##### RECORDS SUPPLIED #####

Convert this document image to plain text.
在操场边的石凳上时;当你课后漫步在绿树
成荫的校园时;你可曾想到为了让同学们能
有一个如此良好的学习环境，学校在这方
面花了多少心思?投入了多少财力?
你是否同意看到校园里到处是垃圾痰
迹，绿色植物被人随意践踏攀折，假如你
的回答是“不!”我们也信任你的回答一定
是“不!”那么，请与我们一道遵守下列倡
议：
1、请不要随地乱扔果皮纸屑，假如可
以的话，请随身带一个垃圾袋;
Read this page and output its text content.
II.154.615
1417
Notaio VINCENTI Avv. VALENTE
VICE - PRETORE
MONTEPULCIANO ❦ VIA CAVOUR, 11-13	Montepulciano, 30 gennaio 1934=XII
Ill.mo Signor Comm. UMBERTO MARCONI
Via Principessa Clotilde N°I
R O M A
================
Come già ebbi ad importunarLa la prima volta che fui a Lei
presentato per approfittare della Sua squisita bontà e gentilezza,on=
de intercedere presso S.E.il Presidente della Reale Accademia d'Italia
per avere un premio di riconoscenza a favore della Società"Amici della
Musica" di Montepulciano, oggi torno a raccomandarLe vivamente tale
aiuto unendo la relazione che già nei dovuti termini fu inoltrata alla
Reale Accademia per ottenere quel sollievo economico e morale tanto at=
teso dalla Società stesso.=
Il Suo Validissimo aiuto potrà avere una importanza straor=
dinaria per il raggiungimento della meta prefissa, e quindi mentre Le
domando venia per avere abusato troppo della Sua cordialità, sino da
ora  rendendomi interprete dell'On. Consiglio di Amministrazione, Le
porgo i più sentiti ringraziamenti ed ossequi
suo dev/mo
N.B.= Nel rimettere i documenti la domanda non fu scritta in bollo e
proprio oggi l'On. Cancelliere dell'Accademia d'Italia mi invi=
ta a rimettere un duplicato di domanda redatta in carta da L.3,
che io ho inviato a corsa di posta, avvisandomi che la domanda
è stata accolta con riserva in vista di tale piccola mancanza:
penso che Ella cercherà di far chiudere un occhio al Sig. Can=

#####

■ INSTRUCTION:
Your task is to give the records above again, exactly.

■ OUTPUT BELOW:
Convert this document image to plain text.
在操场边的石凳上时;当你课后漫步在绿树
成荫的校园时;你可曾想到为了让同学们能
有一个如此良好的学习环境，学校在这方
面花了多少心思?投入了多少财力?
你是否同意看到校园里到处是垃圾痰
迹，绿色植物被人随意践踏攀折，假如你
的回答是“不!”我们也信任你的回答一定
是“不!”那么，请与我们一道遵守下列倡
议：
1、请不要随地乱扔果皮纸屑，假如可
以的话，请随身带一个垃圾袋;
Read this page and output its text content.
II.154.615
1417
Notaio VINCENTI Avv. VALENTE
VICE - PRETORE
MONTEPULCIANO ❦ VIA CAVOUR, 11-13	Montepulciano, 30 gennaio 1934=XII
Ill.mo Signor Comm. UMBERTO MARCONI
Via Principessa Clotilde N°I
R O M A
================
Come già ebbi ad importunarLa la prima volta che fui a Lei
presentato per approfittare della Sua squisita bontà e gentilezza,on=
de intercedere presso S.E.il Presidente della Reale Accademia d'Italia
per avere un premio di riconoscenza a favore della Società"Amici della
Musica" di Montepulciano, oggi torno a raccomandarLe vivamente tale
aiuto unendo la relazione che già nei dovuti termini fu inoltrata alla
Reale Accademia per ottenere quel sollievo economico e morale tanto at=
teso dalla Società stesso.=
Il Suo Validissimo aiuto potrà avere una importanza straor=
dinaria per il raggiungimento della meta prefissa, e quindi mentre Le
domando venia per avere abusato troppo della Sua cordialità, sino da
ora  rendendomi interprete dell'On. Consiglio di Amministrazione, Le
porgo i più sentiti ringraziamenti ed ossequi
suo dev/mo
N.B.= Nel rimettere i documenti la domanda non fu scritta in bollo e
proprio oggi l'On. Cancelliere dell'Accademia d'Italia mi invi=
ta a rimettere un duplicato di domanda redatta in carta da L.3,
che io ho inviato a corsa di posta, avvisandomi che la domanda
è stata accolta con riserva in vista di tale piccola mancanza:
penso che Ella cercherà di far chiudere un occhio al Sig. Can=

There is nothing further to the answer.